WHAT IS BEING ASKED
Which lines hold the word "Variación"? Copy each one.

[Start AVAILABLE RECORDS]

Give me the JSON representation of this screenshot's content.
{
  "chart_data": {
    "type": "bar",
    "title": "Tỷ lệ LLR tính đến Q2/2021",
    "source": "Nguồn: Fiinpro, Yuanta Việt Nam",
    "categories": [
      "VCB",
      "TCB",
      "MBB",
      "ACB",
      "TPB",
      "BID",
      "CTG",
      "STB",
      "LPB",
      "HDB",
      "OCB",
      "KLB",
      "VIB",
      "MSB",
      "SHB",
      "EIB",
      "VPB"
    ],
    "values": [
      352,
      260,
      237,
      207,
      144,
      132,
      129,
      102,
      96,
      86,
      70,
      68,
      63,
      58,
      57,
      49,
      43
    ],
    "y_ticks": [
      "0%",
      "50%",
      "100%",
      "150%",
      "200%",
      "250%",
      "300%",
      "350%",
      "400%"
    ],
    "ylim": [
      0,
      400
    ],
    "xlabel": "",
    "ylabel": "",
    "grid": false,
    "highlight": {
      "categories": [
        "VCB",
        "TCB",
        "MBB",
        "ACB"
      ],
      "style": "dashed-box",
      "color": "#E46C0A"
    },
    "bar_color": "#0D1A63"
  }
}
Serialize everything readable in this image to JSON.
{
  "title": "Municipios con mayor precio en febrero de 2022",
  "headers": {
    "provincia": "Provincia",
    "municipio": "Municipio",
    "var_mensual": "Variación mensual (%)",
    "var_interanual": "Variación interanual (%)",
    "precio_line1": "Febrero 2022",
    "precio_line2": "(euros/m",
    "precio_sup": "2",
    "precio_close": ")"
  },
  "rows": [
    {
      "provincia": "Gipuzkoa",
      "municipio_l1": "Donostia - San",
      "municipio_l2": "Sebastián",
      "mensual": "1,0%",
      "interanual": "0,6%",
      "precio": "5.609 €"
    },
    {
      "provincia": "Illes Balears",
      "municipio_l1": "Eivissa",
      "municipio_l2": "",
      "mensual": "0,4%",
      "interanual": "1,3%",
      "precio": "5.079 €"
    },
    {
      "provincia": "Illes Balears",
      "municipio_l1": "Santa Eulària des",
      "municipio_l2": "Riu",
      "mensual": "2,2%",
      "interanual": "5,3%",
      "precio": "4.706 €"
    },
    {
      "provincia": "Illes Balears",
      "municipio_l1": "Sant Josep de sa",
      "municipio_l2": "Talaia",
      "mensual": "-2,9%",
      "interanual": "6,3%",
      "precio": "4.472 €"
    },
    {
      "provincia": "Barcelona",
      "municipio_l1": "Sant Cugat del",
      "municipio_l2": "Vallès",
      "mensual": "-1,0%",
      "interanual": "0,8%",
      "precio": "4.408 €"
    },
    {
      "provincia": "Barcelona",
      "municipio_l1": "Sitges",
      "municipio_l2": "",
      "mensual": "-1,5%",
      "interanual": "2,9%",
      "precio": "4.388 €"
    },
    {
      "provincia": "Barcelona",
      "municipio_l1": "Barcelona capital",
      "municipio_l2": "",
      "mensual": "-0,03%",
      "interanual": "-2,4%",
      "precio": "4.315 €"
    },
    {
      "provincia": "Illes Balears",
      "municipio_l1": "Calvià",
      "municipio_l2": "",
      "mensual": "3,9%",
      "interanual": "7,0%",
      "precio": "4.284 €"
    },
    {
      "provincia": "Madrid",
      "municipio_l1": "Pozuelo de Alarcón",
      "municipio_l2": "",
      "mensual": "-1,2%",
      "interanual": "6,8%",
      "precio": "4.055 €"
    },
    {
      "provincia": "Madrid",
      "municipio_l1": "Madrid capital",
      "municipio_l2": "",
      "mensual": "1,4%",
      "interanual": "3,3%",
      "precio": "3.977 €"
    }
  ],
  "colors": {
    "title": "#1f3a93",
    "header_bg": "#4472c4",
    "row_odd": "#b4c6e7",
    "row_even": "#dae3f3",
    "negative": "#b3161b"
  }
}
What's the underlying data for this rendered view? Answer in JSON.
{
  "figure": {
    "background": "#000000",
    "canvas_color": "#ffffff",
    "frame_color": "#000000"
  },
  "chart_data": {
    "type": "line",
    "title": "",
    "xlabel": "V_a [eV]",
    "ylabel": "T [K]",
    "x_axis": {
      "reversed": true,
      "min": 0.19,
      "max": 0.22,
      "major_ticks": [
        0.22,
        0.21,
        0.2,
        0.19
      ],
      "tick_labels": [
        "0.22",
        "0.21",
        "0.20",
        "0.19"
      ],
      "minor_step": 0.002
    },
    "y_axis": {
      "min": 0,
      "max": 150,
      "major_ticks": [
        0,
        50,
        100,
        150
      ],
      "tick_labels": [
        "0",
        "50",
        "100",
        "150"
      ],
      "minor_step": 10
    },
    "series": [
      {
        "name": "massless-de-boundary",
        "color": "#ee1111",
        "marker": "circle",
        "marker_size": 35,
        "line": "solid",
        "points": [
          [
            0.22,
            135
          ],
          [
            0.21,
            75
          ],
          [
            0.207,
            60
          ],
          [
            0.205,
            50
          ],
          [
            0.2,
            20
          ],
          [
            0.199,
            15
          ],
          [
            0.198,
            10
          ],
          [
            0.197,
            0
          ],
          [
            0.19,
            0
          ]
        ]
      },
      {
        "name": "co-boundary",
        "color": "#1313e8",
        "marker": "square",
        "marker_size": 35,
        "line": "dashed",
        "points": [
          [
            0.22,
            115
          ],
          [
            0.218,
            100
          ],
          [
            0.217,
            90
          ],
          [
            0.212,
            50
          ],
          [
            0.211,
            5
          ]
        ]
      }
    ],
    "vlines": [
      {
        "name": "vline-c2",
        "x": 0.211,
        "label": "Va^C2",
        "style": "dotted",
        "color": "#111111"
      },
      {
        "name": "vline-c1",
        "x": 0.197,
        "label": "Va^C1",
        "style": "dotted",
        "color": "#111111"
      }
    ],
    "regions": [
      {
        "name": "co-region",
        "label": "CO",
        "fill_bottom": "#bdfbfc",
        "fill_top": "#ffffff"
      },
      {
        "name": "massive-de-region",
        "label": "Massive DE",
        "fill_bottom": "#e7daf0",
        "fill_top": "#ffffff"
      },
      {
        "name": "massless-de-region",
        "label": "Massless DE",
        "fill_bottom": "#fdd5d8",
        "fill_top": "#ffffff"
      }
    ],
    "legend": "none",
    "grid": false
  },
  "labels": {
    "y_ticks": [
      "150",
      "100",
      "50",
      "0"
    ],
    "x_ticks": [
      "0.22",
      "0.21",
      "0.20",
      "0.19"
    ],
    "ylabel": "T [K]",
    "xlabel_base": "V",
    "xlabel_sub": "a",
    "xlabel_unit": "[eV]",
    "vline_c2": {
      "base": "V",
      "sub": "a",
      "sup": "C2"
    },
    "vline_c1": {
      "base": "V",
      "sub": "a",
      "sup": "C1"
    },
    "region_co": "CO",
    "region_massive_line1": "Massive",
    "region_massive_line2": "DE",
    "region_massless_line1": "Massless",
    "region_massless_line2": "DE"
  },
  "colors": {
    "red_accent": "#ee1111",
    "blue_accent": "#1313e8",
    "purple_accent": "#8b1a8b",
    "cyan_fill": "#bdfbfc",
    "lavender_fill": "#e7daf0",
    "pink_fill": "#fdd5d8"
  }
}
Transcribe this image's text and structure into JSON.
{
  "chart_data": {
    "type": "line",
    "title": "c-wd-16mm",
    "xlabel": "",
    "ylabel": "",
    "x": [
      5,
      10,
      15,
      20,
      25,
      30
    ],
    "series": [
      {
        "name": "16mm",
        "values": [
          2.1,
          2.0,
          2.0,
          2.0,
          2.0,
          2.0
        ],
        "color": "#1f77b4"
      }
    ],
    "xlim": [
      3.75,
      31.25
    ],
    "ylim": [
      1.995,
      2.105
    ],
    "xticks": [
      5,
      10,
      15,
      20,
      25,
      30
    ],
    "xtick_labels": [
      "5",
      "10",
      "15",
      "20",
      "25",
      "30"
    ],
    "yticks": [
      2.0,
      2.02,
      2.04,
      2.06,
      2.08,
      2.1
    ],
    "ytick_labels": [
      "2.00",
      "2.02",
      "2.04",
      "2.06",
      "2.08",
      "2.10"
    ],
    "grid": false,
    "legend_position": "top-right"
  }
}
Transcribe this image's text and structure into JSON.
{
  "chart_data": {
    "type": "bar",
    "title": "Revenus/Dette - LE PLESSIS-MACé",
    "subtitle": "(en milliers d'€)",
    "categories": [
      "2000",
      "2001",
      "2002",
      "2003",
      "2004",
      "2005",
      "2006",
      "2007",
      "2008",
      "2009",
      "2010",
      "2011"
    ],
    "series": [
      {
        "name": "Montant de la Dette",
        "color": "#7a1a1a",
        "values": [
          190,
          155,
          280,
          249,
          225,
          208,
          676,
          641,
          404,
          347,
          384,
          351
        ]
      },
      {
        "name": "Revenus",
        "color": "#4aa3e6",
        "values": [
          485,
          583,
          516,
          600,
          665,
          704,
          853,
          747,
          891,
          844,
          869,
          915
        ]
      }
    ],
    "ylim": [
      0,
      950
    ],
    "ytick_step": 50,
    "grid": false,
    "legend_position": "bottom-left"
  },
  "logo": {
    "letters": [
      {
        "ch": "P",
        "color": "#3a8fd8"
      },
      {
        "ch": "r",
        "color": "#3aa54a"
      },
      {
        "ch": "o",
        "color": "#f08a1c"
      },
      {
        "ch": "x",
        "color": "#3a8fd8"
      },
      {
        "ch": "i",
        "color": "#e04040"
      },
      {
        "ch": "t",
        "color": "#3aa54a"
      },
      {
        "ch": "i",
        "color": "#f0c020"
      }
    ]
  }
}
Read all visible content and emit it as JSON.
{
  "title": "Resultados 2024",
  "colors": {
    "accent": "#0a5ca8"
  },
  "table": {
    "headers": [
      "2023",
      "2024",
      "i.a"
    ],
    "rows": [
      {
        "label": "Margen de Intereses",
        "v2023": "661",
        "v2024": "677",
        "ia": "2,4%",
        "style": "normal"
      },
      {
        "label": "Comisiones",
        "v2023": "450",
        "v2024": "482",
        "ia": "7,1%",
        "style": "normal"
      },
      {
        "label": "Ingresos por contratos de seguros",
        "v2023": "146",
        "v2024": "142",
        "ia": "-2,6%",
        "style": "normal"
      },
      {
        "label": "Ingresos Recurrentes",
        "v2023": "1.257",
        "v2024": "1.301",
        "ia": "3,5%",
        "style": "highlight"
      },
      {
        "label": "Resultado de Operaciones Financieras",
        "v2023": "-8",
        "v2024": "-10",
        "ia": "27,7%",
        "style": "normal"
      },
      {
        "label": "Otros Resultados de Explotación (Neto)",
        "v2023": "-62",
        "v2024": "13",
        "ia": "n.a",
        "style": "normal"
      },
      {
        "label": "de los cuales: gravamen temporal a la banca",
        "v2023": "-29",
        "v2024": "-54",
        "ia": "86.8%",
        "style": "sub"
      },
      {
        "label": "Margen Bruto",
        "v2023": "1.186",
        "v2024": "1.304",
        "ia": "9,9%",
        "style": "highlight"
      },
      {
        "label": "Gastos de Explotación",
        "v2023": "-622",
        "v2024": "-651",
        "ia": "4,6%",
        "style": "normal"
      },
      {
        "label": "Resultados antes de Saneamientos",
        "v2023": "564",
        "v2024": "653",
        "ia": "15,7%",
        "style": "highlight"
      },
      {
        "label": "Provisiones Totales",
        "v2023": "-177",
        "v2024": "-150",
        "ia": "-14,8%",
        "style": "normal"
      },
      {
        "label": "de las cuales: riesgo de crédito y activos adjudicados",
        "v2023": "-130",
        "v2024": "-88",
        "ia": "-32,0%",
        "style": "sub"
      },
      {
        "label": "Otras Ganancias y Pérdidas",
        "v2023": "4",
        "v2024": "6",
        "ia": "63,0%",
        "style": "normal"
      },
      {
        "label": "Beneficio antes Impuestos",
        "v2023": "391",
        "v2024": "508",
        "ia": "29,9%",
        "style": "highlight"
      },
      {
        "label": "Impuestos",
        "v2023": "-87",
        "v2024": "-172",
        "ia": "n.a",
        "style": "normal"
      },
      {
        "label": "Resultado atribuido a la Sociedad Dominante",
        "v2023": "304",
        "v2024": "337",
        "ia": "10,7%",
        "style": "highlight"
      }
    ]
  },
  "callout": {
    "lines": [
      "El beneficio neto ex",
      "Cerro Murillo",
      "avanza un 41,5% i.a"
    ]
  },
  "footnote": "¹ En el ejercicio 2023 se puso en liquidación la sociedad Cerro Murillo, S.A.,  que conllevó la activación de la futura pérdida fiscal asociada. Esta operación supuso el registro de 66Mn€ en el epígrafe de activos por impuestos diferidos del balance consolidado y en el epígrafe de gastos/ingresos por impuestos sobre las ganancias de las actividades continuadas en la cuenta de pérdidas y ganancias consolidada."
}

[End AVAILABLE RECORDS]

COMPLETE ANSWER
    "var_mensual": "Variación mensual (%)",
    "var_interanual": "Variación interanual (%)",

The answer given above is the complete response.